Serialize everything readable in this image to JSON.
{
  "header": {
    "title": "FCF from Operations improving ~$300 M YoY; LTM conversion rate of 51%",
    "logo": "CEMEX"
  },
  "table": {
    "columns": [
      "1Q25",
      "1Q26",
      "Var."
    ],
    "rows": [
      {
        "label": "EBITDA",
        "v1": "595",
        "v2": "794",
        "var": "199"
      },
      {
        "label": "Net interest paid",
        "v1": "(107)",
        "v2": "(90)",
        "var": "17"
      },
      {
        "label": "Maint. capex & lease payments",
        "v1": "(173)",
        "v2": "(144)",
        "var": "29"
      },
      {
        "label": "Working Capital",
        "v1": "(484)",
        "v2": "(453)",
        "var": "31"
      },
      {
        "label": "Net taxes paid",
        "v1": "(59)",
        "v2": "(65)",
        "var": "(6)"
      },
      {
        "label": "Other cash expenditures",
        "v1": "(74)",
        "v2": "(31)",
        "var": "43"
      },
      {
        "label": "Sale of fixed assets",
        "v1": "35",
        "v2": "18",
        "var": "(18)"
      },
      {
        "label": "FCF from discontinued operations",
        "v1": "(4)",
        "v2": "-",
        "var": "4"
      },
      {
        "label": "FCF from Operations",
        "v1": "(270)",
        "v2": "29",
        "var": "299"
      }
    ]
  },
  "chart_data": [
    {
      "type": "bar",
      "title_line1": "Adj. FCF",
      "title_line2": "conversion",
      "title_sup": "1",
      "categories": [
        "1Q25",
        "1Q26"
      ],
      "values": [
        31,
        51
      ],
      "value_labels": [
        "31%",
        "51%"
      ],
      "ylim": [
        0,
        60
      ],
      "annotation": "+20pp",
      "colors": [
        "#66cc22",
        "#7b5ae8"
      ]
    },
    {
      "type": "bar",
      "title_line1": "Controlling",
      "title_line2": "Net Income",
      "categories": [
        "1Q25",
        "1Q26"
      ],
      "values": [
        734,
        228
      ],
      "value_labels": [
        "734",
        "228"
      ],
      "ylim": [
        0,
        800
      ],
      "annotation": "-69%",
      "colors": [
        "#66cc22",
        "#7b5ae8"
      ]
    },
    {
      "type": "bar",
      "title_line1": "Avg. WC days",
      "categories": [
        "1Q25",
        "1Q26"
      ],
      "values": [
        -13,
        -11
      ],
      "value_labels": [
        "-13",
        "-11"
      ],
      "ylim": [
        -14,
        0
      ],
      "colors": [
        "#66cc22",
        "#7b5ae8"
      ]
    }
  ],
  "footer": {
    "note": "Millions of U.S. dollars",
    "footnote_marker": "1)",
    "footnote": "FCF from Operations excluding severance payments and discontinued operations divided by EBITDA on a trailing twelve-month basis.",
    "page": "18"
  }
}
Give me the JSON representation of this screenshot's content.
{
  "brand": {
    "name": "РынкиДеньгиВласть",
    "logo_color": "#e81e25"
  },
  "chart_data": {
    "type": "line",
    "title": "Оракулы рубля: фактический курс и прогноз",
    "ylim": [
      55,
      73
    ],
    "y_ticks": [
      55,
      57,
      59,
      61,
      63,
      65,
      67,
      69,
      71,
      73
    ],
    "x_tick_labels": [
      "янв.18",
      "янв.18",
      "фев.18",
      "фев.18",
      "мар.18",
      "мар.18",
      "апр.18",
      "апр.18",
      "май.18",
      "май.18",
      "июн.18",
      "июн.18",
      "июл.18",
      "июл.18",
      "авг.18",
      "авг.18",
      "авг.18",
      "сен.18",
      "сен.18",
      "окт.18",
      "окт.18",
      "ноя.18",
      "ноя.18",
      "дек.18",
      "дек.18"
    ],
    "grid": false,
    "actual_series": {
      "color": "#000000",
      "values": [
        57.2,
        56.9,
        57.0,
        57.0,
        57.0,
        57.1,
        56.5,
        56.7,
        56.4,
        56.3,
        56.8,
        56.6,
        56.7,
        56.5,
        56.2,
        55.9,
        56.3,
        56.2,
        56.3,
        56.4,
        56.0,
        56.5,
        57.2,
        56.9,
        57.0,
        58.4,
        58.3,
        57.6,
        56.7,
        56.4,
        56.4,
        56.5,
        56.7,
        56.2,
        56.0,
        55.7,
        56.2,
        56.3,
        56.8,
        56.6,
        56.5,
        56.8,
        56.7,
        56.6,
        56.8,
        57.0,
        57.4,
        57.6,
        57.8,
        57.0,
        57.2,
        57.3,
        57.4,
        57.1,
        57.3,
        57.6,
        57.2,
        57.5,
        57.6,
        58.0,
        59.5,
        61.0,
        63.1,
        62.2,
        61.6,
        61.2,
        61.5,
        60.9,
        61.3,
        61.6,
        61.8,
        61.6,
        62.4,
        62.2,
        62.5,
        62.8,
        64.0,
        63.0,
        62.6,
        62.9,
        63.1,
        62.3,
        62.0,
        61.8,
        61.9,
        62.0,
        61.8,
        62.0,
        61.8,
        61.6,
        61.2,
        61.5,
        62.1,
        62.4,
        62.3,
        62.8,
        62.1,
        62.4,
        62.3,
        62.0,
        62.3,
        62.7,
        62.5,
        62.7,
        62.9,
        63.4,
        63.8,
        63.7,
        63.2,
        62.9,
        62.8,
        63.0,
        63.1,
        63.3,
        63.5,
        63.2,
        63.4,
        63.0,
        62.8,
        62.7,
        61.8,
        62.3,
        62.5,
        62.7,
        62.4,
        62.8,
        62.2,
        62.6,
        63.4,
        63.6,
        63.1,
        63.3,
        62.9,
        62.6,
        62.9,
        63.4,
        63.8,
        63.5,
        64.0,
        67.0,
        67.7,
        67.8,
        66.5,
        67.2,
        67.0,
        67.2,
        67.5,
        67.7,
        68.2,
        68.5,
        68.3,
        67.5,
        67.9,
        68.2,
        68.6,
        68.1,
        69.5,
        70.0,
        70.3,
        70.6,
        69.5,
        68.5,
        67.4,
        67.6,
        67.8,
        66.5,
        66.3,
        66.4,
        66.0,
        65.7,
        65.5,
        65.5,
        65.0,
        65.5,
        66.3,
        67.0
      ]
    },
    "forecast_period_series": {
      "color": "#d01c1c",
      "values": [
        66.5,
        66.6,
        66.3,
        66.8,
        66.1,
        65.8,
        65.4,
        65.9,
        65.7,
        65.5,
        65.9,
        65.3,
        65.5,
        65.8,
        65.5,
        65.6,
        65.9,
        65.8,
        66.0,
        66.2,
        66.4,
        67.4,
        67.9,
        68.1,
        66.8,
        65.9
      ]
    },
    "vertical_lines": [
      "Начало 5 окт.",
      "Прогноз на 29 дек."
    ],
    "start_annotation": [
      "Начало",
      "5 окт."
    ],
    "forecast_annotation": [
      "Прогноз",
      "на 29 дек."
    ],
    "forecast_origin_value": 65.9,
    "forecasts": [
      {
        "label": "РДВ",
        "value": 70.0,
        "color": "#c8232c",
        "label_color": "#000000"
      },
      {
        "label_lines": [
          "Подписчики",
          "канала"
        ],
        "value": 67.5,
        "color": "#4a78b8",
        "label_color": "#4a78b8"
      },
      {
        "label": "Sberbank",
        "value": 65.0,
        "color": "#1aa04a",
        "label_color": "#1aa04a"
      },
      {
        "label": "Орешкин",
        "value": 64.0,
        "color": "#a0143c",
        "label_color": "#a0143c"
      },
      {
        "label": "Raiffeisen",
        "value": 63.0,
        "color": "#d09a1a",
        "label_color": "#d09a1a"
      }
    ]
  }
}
# # # # # # #
**WORK TO COMPLETE:** Transcribe the data. Leave every line exactly as it is.

**RESULT:**
Serialize everything readable in this image to JSON.
{
  "header": {
    "title": "FCF from Operations improving ~$300 M YoY; LTM conversion rate of 51%",
    "logo": "CEMEX"
  },
  "table": {
    "columns": [
      "1Q25",
      "1Q26",
      "Var."
    ],
    "rows": [
      {
        "label": "EBITDA",
        "v1": "595",
        "v2": "794",
        "var": "199"
      },
      {
        "label": "Net interest paid",
        "v1": "(107)",
        "v2": "(90)",
        "var": "17"
      },
      {
        "label": "Maint. capex & lease payments",
        "v1": "(173)",
        "v2": "(144)",
        "var": "29"
      },
      {
        "label": "Working Capital",
        "v1": "(484)",
        "v2": "(453)",
        "var": "31"
      },
      {
        "label": "Net taxes paid",
        "v1": "(59)",
        "v2": "(65)",
        "var": "(6)"
      },
      {
        "label": "Other cash expenditures",
        "v1": "(74)",
        "v2": "(31)",
        "var": "43"
      },
      {
        "label": "Sale of fixed assets",
        "v1": "35",
        "v2": "18",
        "var": "(18)"
      },
      {
        "label": "FCF from discontinued operations",
        "v1": "(4)",
        "v2": "-",
        "var": "4"
      },
      {
        "label": "FCF from Operations",
        "v1": "(270)",
        "v2": "29",
        "var": "299"
      }
    ]
  },
  "chart_data": [
    {
      "type": "bar",
      "title_line1": "Adj. FCF",
      "title_line2": "conversion",
      "title_sup": "1",
      "categories": [
        "1Q25",
        "1Q26"
      ],
      "values": [
        31,
        51
      ],
      "value_labels": [
        "31%",
        "51%"
      ],
      "ylim": [
        0,
        60
      ],
      "annotation": "+20pp",
      "colors": [
        "#66cc22",
        "#7b5ae8"
      ]
    },
    {
      "type": "bar",
      "title_line1": "Controlling",
      "title_line2": "Net Income",
      "categories": [
        "1Q25",
        "1Q26"
      ],
      "values": [
        734,
        228
      ],
      "value_labels": [
        "734",
        "228"
      ],
      "ylim": [
        0,
        800
      ],
      "annotation": "-69%",
      "colors": [
        "#66cc22",
        "#7b5ae8"
      ]
    },
    {
      "type": "bar",
      "title_line1": "Avg. WC days",
      "categories": [
        "1Q25",
        "1Q26"
      ],
      "values": [
        -13,
        -11
      ],
      "value_labels": [
        "-13",
        "-11"
      ],
      "ylim": [
        -14,
        0
      ],
      "colors": [
        "#66cc22",
        "#7b5ae8"
      ]
    }
  ],
  "footer": {
    "note": "Millions of U.S. dollars",
    "footnote_marker": "1)",
    "footnote": "FCF from Operations excluding severance payments and discontinued operations divided by EBITDA on a trailing twelve-month basis.",
    "page": "18"
  }
}
Give me the JSON representation of this screenshot's content.
{
  "brand": {
    "name": "РынкиДеньгиВласть",
    "logo_color": "#e81e25"
  },
  "chart_data": {
    "type": "line",
    "title": "Оракулы рубля: фактический курс и прогноз",
    "ylim": [
      55,
      73
    ],
    "y_ticks": [
      55,
      57,
      59,
      61,
      63,
      65,
      67,
      69,
      71,
      73
    ],
    "x_tick_labels": [
      "янв.18",
      "янв.18",
      "фев.18",
      "фев.18",
      "мар.18",
      "мар.18",
      "апр.18",
      "апр.18",
      "май.18",
      "май.18",
      "июн.18",
      "июн.18",
      "июл.18",
      "июл.18",
      "авг.18",
      "авг.18",
      "авг.18",
      "сен.18",
      "сен.18",
      "окт.18",
      "окт.18",
      "ноя.18",
      "ноя.18",
      "дек.18",
      "дек.18"
    ],
    "grid": false,
    "actual_series": {
      "color": "#000000",
      "values": [
        57.2,
        56.9,
        57.0,
        57.0,
        57.0,
        57.1,
        56.5,
        56.7,
        56.4,
        56.3,
        56.8,
        56.6,
        56.7,
        56.5,
        56.2,
        55.9,
        56.3,
        56.2,
        56.3,
        56.4,
        56.0,
        56.5,
        57.2,
        56.9,
        57.0,
        58.4,
        58.3,
        57.6,
        56.7,
        56.4,
        56.4,
        56.5,
        56.7,
        56.2,
        56.0,
        55.7,
        56.2,
        56.3,
        56.8,
        56.6,
        56.5,
        56.8,
        56.7,
        56.6,
        56.8,
        57.0,
        57.4,
        57.6,
        57.8,
        57.0,
        57.2,
        57.3,
        57.4,
        57.1,
        57.3,
        57.6,
        57.2,
        57.5,
        57.6,
        58.0,
        59.5,
        61.0,
        63.1,
        62.2,
        61.6,
        61.2,
        61.5,
        60.9,
        61.3,
        61.6,
        61.8,
        61.6,
        62.4,
        62.2,
        62.5,
        62.8,
        64.0,
        63.0,
        62.6,
        62.9,
        63.1,
        62.3,
        62.0,
        61.8,
        61.9,
        62.0,
        61.8,
        62.0,
        61.8,
        61.6,
        61.2,
        61.5,
        62.1,
        62.4,
        62.3,
        62.8,
        62.1,
        62.4,
        62.3,
        62.0,
        62.3,
        62.7,
        62.5,
        62.7,
        62.9,
        63.4,
        63.8,
        63.7,
        63.2,
        62.9,
        62.8,
        63.0,
        63.1,
        63.3,
        63.5,
        63.2,
        63.4,
        63.0,
        62.8,
        62.7,
        61.8,
        62.3,
        62.5,
        62.7,
        62.4,
        62.8,
        62.2,
        62.6,
        63.4,
        63.6,
        63.1,
        63.3,
        62.9,
        62.6,
        62.9,
        63.4,
        63.8,
        63.5,
        64.0,
        67.0,
        67.7,
        67.8,
        66.5,
        67.2,
        67.0,
        67.2,
        67.5,
        67.7,
        68.2,
        68.5,
        68.3,
        67.5,
        67.9,
        68.2,
        68.6,
        68.1,
        69.5,
        70.0,
        70.3,
        70.6,
        69.5,
        68.5,
        67.4,
        67.6,
        67.8,
        66.5,
        66.3,
        66.4,
        66.0,
        65.7,
        65.5,
        65.5,
        65.0,
        65.5,
        66.3,
        67.0
      ]
    },
    "forecast_period_series": {
      "color": "#d01c1c",
      "values": [
        66.5,
        66.6,
        66.3,
        66.8,
        66.1,
        65.8,
        65.4,
        65.9,
        65.7,
        65.5,
        65.9,
        65.3,
        65.5,
        65.8,
        65.5,
        65.6,
        65.9,
        65.8,
        66.0,
        66.2,
        66.4,
        67.4,
        67.9,
        68.1,
        66.8,
        65.9
      ]
    },
    "vertical_lines": [
      "Начало 5 окт.",
      "Прогноз на 29 дек."
    ],
    "start_annotation": [
      "Начало",
      "5 окт."
    ],
    "forecast_annotation": [
      "Прогноз",
      "на 29 дек."
    ],
    "forecast_origin_value": 65.9,
    "forecasts": [
      {
        "label": "РДВ",
        "value": 70.0,
        "color": "#c8232c",
        "label_color": "#000000"
      },
      {
        "label_lines": [
          "Подписчики",
          "канала"
        ],
        "value": 67.5,
        "color": "#4a78b8",
        "label_color": "#4a78b8"
      },
      {
        "label": "Sberbank",
        "value": 65.0,
        "color": "#1aa04a",
        "label_color": "#1aa04a"
      },
      {
        "label": "Орешкин",
        "value": 64.0,
        "color": "#a0143c",
        "label_color": "#a0143c"
      },
      {
        "label": "Raiffeisen",
        "value": 63.0,
        "color": "#d09a1a",
        "label_color": "#d09a1a"
      }
    ]
  }
}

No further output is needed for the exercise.